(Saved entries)
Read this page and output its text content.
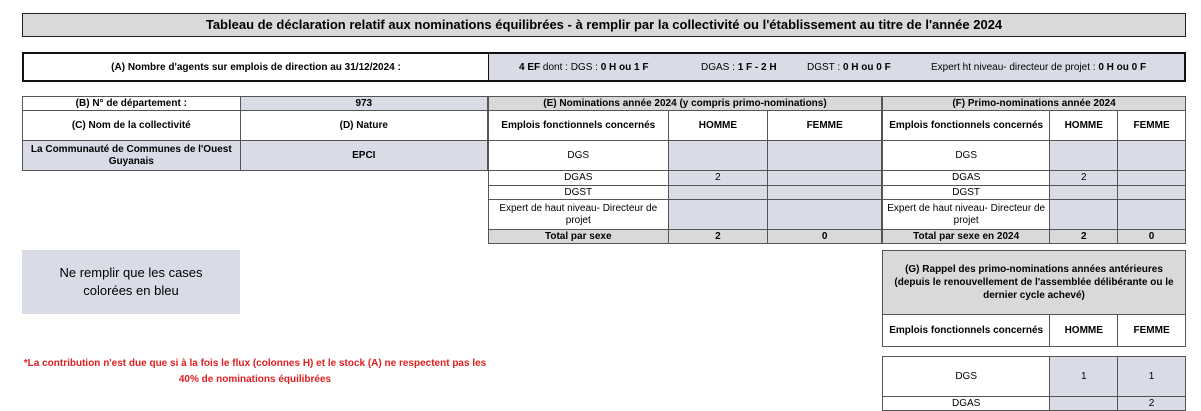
Tableau de déclaration relatif aux nominations équilibrées - à remplir par la collectivité ou l'établissement au titre de l'année 2024
(A) Nombre d'agents sur emplois de direction au 31/12/2024 :	4 EF dont : DGS : 0 H ou 1 F	DGAS : 1 F - 2 H	DGST : 0 H ou 0 F	Expert ht niveau- directeur de projet : 0 H ou 0 F
(B) N° de département :	973
(C) Nom de la collectivité	(D) Nature
La Communauté de Communes de l'Ouest Guyanais	EPCI
(E) Nominations année 2024 (y compris primo-nominations)		
Emplois fonctionnels concernés	HOMME	FEMME
DGS		
DGAS	2	
DGST		
Expert de haut niveau- Directeur de projet		
Total par sexe	2	0
(F) Primo-nominations année 2024		
Emplois fonctionnels concernés	HOMME	FEMME
DGS		
DGAS	2	
DGST		
Expert de haut niveau- Directeur de projet		
Total par sexe en 2024	2	0
(G) Rappel des primo-nominations années antérieures (depuis le renouvellement de l'assemblée délibérante ou le dernier cycle achevé)		
Emplois fonctionnels concernés	HOMME	FEMME

DGS	1	1
DGAS		2
Ne remplir que les cases colorées en bleu
*La contribution n'est due que si à la fois le flux (colonnes H) et le stock (A) ne respectent pas les 40% de nominations équilibrées
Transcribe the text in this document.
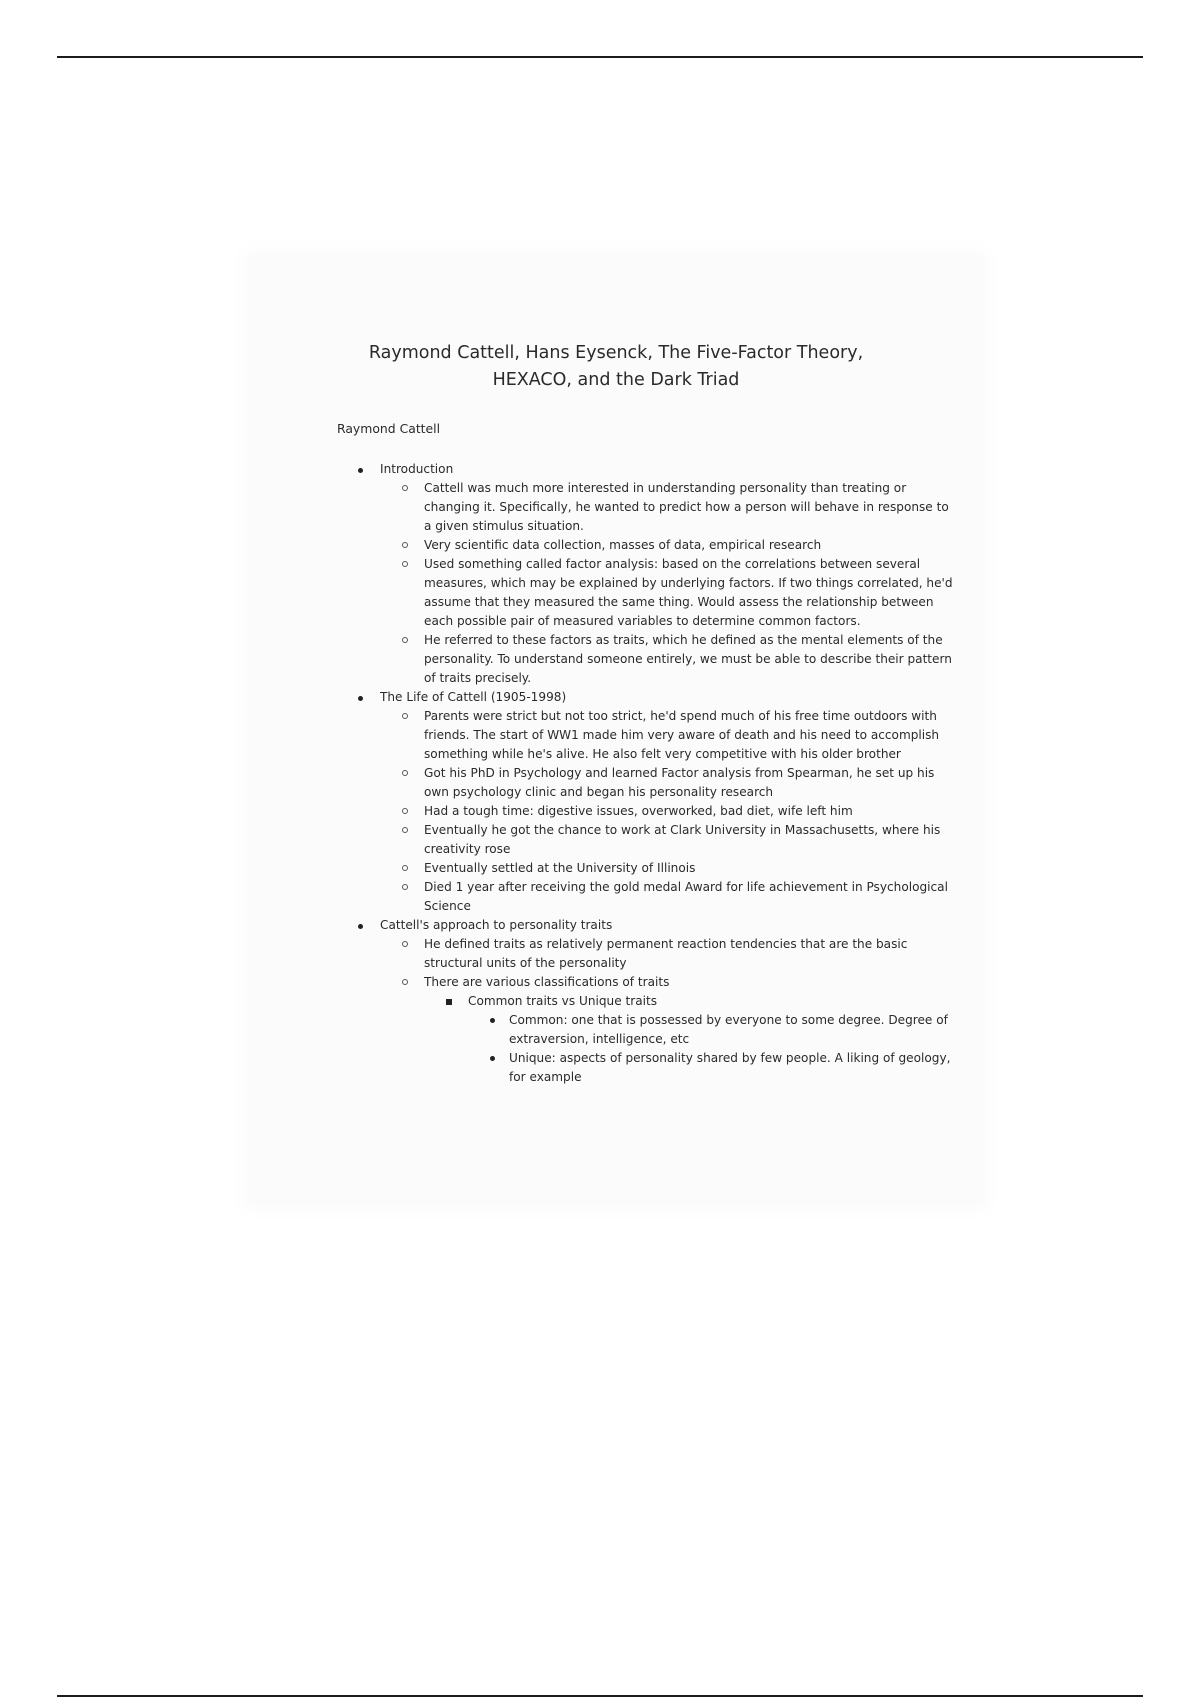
Raymond Cattell, Hans Eysenck, The Five-Factor Theory, HEXACO, and the Dark Triad

Raymond Cattell

Introduction
Cattell was much more interested in understanding personality than treating or changing it. Specifically, he wanted to predict how a person will behave in response to a given stimulus situation.
Very scientific data collection, masses of data, empirical research
Used something called factor analysis: based on the correlations between several measures, which may be explained by underlying factors. If two things correlated, he'd assume that they measured the same thing. Would assess the relationship between each possible pair of measured variables to determine common factors.
He referred to these factors as traits, which he defined as the mental elements of the personality. To understand someone entirely, we must be able to describe their pattern of traits precisely.
The Life of Cattell (1905-1998)
Parents were strict but not too strict, he'd spend much of his free time outdoors with friends. The start of WW1 made him very aware of death and his need to accomplish something while he's alive. He also felt very competitive with his older brother
Got his PhD in Psychology and learned Factor analysis from Spearman, he set up his own psychology clinic and began his personality research
Had a tough time: digestive issues, overworked, bad diet, wife left him
Eventually he got the chance to work at Clark University in Massachusetts, where his creativity rose
Eventually settled at the University of Illinois
Died 1 year after receiving the gold medal Award for life achievement in Psychological Science
Cattell's approach to personality traits
He defined traits as relatively permanent reaction tendencies that are the basic structural units of the personality
There are various classifications of traits
Common traits vs Unique traits
Common: one that is possessed by everyone to some degree. Degree of extraversion, intelligence, etc
Unique: aspects of personality shared by few people. A liking of geology, for example
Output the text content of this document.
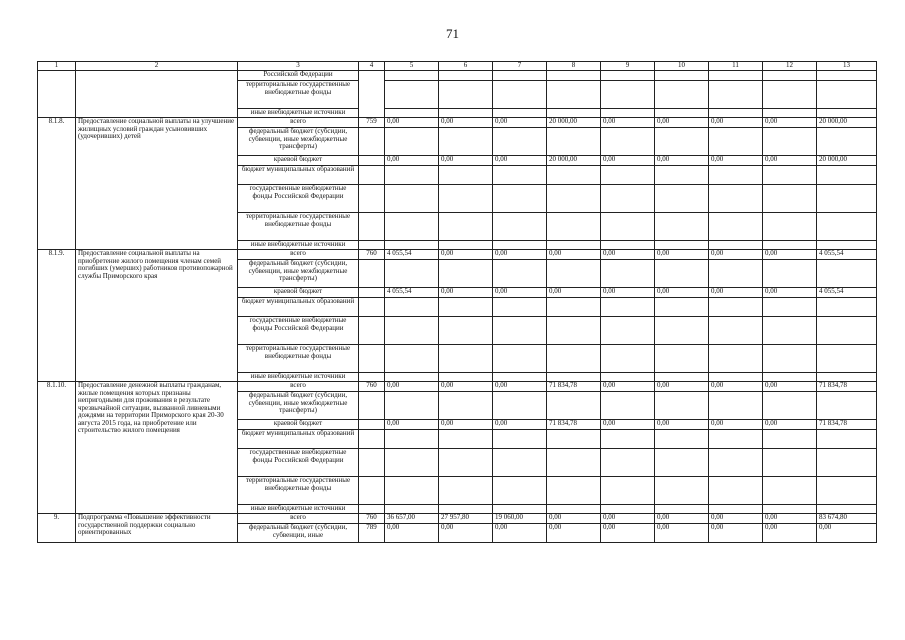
71
1	2	3	4	5	6	7	8	9	10	11	12	13
		Российской Федерации										
		территориальные государственные внебюджетные фонды										
		иные внебюджетные источники										
8.1.8.	Предоставление социальной выплаты на улучшение жилищных условий граждан усыновивших (удочеривших) детей	всего	759	0,00	0,00	0,00	20 000,00	0,00	0,00	0,00	0,00	20 000,00
		федеральный бюджет (субсидии, субвенции, иные межбюджетные трансферты)										
		краевой бюджет		0,00	0,00	0,00	20 000,00	0,00	0,00	0,00	0,00	20 000,00
		бюджет муниципальных образований										
		государственные внебюджетные фонды Российской Федерации										
		территориальные государственные внебюджетные фонды										
		иные внебюджетные источники										
8.1.9.	Предоставление социальной выплаты на приобретение жилого помещения членам семей погибших (умерших) работников противопожарной службы Приморского края	всего	760	4 055,54	0,00	0,00	0,00	0,00	0,00	0,00	0,00	4 055,54
		федеральный бюджет (субсидии, субвенции, иные межбюджетные трансферты)										
		краевой бюджет		4 055,54	0,00	0,00	0,00	0,00	0,00	0,00	0,00	4 055,54
		бюджет муниципальных образований										
		государственные внебюджетные фонды Российской Федерации										
		территориальные государственные внебюджетные фонды										
		иные внебюджетные источники										
8.1.10.	Предоставление денежной выплаты гражданам, жилые помещения которых признаны непригодными для проживания в результате чрезвычайной ситуации, вызванной ливневыми дождями на территории Приморского края 20-30 августа 2015 года, на приобретение или строительство жилого помещения	всего	760	0,00	0,00	0,00	71 834,78	0,00	0,00	0,00	0,00	71 834,78
		федеральный бюджет (субсидии, субвенции, иные межбюджетные трансферты)										
		краевой бюджет		0,00	0,00	0,00	71 834,78	0,00	0,00	0,00	0,00	71 834,78
		бюджет муниципальных образований										
		государственные внебюджетные фонды Российской Федерации										
		территориальные государственные внебюджетные фонды										
		иные внебюджетные источники										
9.	Подпрограмма «Повышение эффективности государственной поддержки социально ориентированных	всего	760	36 657,00	27 957,80	19 060,00	0,00	0,00	0,00	0,00	0,00	83 674,80
		федеральный бюджет (субсидии, субвенции, иные	789	0,00	0,00	0,00	0,00	0,00	0,00	0,00	0,00	0,00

■ **Task instructions**: Pull out all lines in the data above that include "выплаты".

■ **Solution for this problem**:
8.1.8.	Предоставление социальной выплаты на улучшение жилищных условий граждан усыновивших (удочеривших) детей	всего	759	0,00	0,00	0,00	20 000,00	0,00	0,00	0,00	0,00	20 000,00
8.1.9.	Предоставление социальной выплаты на приобретение жилого помещения членам семей погибших (умерших) работников противопожарной службы Приморского края	всего	760	4 055,54	0,00	0,00	0,00	0,00	0,00	0,00	0,00	4 055,54
8.1.10.	Предоставление денежной выплаты гражданам, жилые помещения которых признаны непригодными для проживания в результате чрезвычайной ситуации, вызванной ливневыми дождями на территории Приморского края 20-30 августа 2015 года, на приобретение или строительство жилого помещения	всего	760	0,00	0,00	0,00	71 834,78	0,00	0,00	0,00	0,00	71 834,78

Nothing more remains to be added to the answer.